■ **Brief 1**: Retype the Helen Keller passage word for word, starting at "She became a" and ending at "betterment of others.".
+++ Passage +++
Helen Keller was a remarkable woman, born in 1880 and died in 1968 at the age of 88.
At age two, she contracted an illness that left her blind, deaf, unable to speak,
and was considered backwards of intelligence.
She lived in a dark and hopeless world of her own, until age 7, when she was
placed in the care of her teacher, Anne Sullivan.
Through being taught letters spelt out in her hand, she came to realise
the correlation between those words and their meaning.
From then on, using her dogged persistence, she went on to bring forth her intellectual
and emotional abilities, being an avid learner, and despite the social obstacles of her time,
became the first deaf/blind person to graduate from college.
As an adult, she travelled the world, campaigned for civil rights, world peace,
human dignity and women's rights, and authored many books and essays.
She became a prominent figure in her lifetime, whose accomplishments
attracted awe, respect, admiration and inspiration.
The story of Helen Keller is the story of a child who, at the age of 18 months,
was suddenly shut off from the world, but who, against overwhelming odds,
waged a slow, hard, but successful battle to reenter that same world.
The inarticulate little deaf and blind girl grew into a highly intelligent andsensitive
woman who wrote, spoke, and labored incessantly for the betterment of others.
So powerful a symbol of triumph over adversity did she become that she has a definite
place in the history of our time and of times to come.
+++
■ **Brief 2**: Please echo the lines of the records, starting at the line that contains "[641, 38, 771, 108]" and ending at the line that contains "word-cloud-word-vertical: hydrology: [1273, 347, 1280, 378]", with both of those lines included.
+++ Entries +++
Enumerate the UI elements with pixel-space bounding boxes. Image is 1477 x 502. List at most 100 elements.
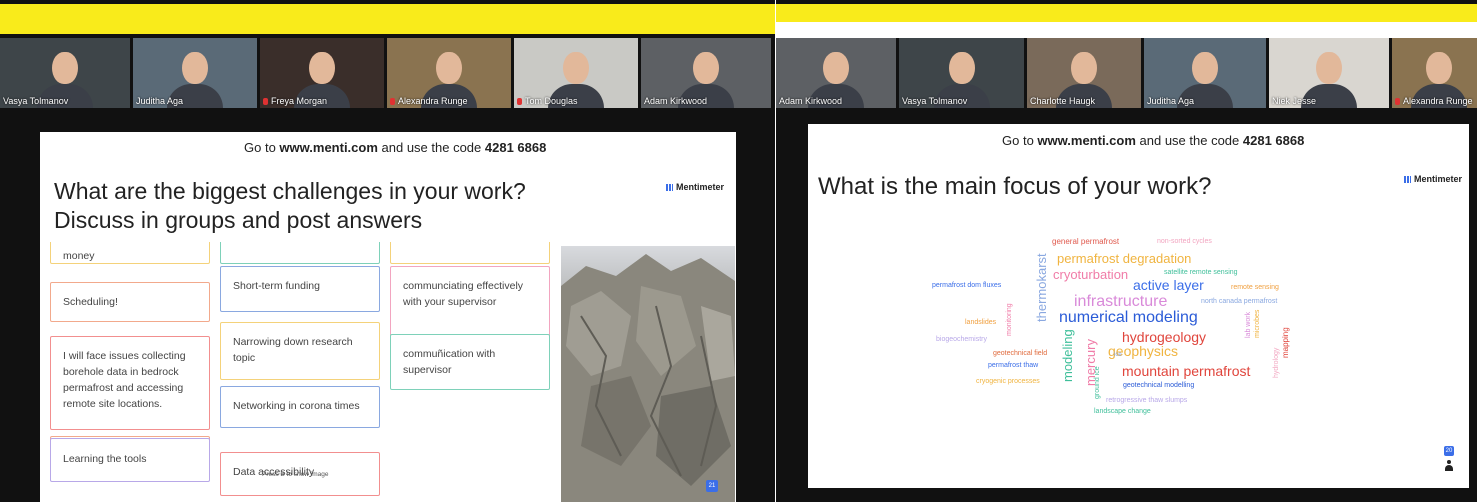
participant-tile[interactable]: Adam Kirkwood: [641, 38, 771, 108]
answer-card: [220, 242, 380, 264]
answer-card: I will face issues collecting borehole d…: [50, 336, 210, 430]
slide-question: What are the biggest challenges in your …: [54, 178, 526, 233]
participant-name: Juditha Aga: [1147, 96, 1195, 106]
word-cloud-word-vertical: modeling: [1060, 329, 1075, 382]
participant-name: Adam Kirkwood: [779, 96, 843, 106]
word-cloud-word-vertical: ground ice: [1094, 366, 1101, 399]
word-cloud-word-vertical: hydrology: [1273, 347, 1280, 378]
word-cloud-word: landscape change: [1094, 408, 1151, 415]
answer-card: money: [50, 242, 210, 264]
participant-video: [823, 52, 849, 84]
word-cloud-word-vertical: lab work: [1245, 311, 1252, 338]
participant-name: Charlotte Haugk: [1030, 96, 1096, 106]
participant-tile[interactable]: Alexandra Runge: [1392, 38, 1477, 108]
mentimeter-logo-icon: [666, 184, 673, 191]
answers-grid: money Scheduling! Short-term funding commun…: [40, 242, 561, 502]
answer-card: communciating effectively with your supe…: [390, 266, 550, 340]
word-cloud-word: satellite remote sensing: [1164, 269, 1238, 276]
mentimeter-brand: Mentimeter: [666, 182, 724, 192]
highlight-bar: [0, 4, 775, 34]
participant-tile[interactable]: Vasya Tolmanov: [899, 38, 1024, 108]
answer-card: Networking in corona times: [220, 386, 380, 428]
word-cloud-word: cryogenic processes: [976, 378, 1040, 385]
participant-tile[interactable]: Alexandra Runge: [387, 38, 511, 108]
participant-name: Vasya Tolmanov: [902, 96, 968, 106]
participant-name: Adam Kirkwood: [644, 96, 708, 106]
word-cloud-word: permafrost dom fluxes: [932, 282, 1002, 289]
word-cloud-word: active layer: [1133, 277, 1204, 293]
word-cloud-word: geotechnical field: [993, 350, 1048, 357]
slide-counter-badge[interactable]: 21: [706, 480, 718, 492]
word-cloud-word: biogeochemistry: [936, 336, 987, 343]
word-cloud-word: permafrost thaw: [988, 362, 1039, 369]
participant-name: Alexandra Runge: [1395, 96, 1473, 106]
answer-card: Narrowing down research topic: [220, 322, 380, 380]
participant-name: Tom Douglas: [517, 96, 578, 106]
participant-video: [1426, 52, 1452, 84]
person-icon: [1444, 460, 1454, 472]
word-cloud-word: retrogressive thaw slumps: [1106, 397, 1188, 404]
word-cloud-word: numerical modeling: [1059, 309, 1198, 326]
word-cloud-word: non-sorted cycles: [1157, 238, 1212, 245]
participant-tile[interactable]: Charlotte Haugk: [1027, 38, 1141, 108]
participant-strip: Vasya Tolmanov Juditha Aga Freya Morgan Ale…: [0, 38, 771, 108]
word-cloud-word: remote sensing: [1231, 284, 1279, 291]
word-cloud-word: north canada permafrost: [1201, 298, 1278, 305]
show-image-hint: Press B to show image: [262, 471, 329, 478]
participant-video: [948, 52, 975, 84]
muted-mic-icon: [517, 98, 522, 106]
participant-tile[interactable]: Juditha Aga: [133, 38, 257, 108]
participant-video: [182, 52, 208, 84]
participant-tile[interactable]: Juditha Aga: [1144, 38, 1266, 108]
participant-video: [52, 52, 78, 84]
muted-mic-icon: [263, 98, 268, 106]
answer-card: commuñication with supervisor: [390, 334, 550, 390]
word-cloud-word: geotechnical modelling: [1123, 382, 1195, 389]
word-cloud-word: hydrogeology: [1122, 329, 1207, 345]
participant-name: Freya Morgan: [263, 96, 327, 106]
word-cloud-word: general permafrost: [1052, 237, 1120, 246]
muted-mic-icon: [390, 98, 395, 106]
answer-card: Short-term funding: [220, 266, 380, 312]
participant-video: [693, 52, 719, 84]
word-cloud-word-vertical: microbes: [1254, 309, 1261, 338]
participant-name: Vasya Tolmanov: [3, 96, 69, 106]
word-cloud-word: cryoturbation: [1053, 267, 1129, 282]
answer-card: Learning the tools: [50, 438, 210, 482]
slide-image: [561, 246, 735, 502]
participant-tile[interactable]: Niek Jesse: [1269, 38, 1389, 108]
word-cloud-word: landslides: [965, 319, 997, 326]
participant-tile[interactable]: Adam Kirkwood: [776, 38, 896, 108]
participant-video: [1071, 52, 1097, 84]
mentimeter-slide: Go to www.menti.com and use the code 428…: [808, 124, 1469, 488]
highlight-bar: [776, 4, 1477, 22]
participant-name: Niek Jesse: [1272, 96, 1317, 106]
word-cloud: general permafrost non-sorted cycles perma…: [808, 124, 1469, 488]
participant-video: [1316, 52, 1342, 84]
participant-video: [1192, 52, 1218, 84]
word-cloud-word-vertical: thermokarst: [1034, 253, 1049, 322]
participant-tile[interactable]: Freya Morgan: [260, 38, 384, 108]
participant-strip: Adam Kirkwood Vasya Tolmanov Charlotte Hau…: [776, 38, 1477, 108]
word-cloud-word: ice: [1114, 352, 1122, 358]
right-screen-share: Adam Kirkwood Vasya Tolmanov Charlotte Hau…: [776, 0, 1477, 502]
participant-video: [563, 52, 589, 84]
muted-mic-icon: [1395, 98, 1400, 106]
join-instructions: Go to www.menti.com and use the code 428…: [244, 140, 547, 155]
answer-card: Scheduling!: [50, 282, 210, 322]
word-cloud-word: permafrost degradation: [1057, 251, 1192, 266]
participant-tile[interactable]: Vasya Tolmanov: [0, 38, 130, 108]
word-cloud-word: mountain permafrost: [1122, 363, 1251, 379]
participant-name: Juditha Aga: [136, 96, 184, 106]
top-white-band: [776, 22, 1477, 38]
participant-name: Alexandra Runge: [390, 96, 468, 106]
participant-video: [309, 52, 335, 84]
answer-card: [390, 242, 550, 264]
participant-tile[interactable]: Tom Douglas: [514, 38, 638, 108]
left-screen-share: Vasya Tolmanov Juditha Aga Freya Morgan Ale…: [0, 0, 775, 502]
slide-counter-badge[interactable]: 20: [1444, 446, 1454, 456]
word-cloud-word-vertical: mapping: [1281, 327, 1290, 358]
word-cloud-word: infrastructure: [1074, 293, 1168, 310]
word-cloud-word-vertical: monitoring: [1006, 303, 1013, 336]
participant-video: [436, 52, 462, 84]
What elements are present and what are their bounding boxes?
+++
■ **Worked answer 1**:
She became a prominent figure in her lifetime, whose accomplishments
attracted awe, respect, admiration and inspiration.
The story of Helen Keller is the story of a child who, at the age of 18 months,
was suddenly shut off from the world, but who, against overwhelming odds,
waged a slow, hard, but successful battle to reenter that same world.
The inarticulate little deaf and blind girl grew into a highly intelligent andsensitive
woman who wrote, spoke, and labored incessantly for the betterment of others.

■ **Worked answer 2**:
participant-tile[interactable]: Adam Kirkwood: [641, 38, 771, 108]
answer-card: [220, 242, 380, 264]
answer-card: I will face issues collecting borehole d…: [50, 336, 210, 430]
slide-question: What are the biggest challenges in your …: [54, 178, 526, 233]
participant-name: Juditha Aga: [1147, 96, 1195, 106]
word-cloud-word-vertical: modeling: [1060, 329, 1075, 382]
participant-name: Adam Kirkwood: [779, 96, 843, 106]
word-cloud-word-vertical: ground ice: [1094, 366, 1101, 399]
word-cloud-word-vertical: hydrology: [1273, 347, 1280, 378]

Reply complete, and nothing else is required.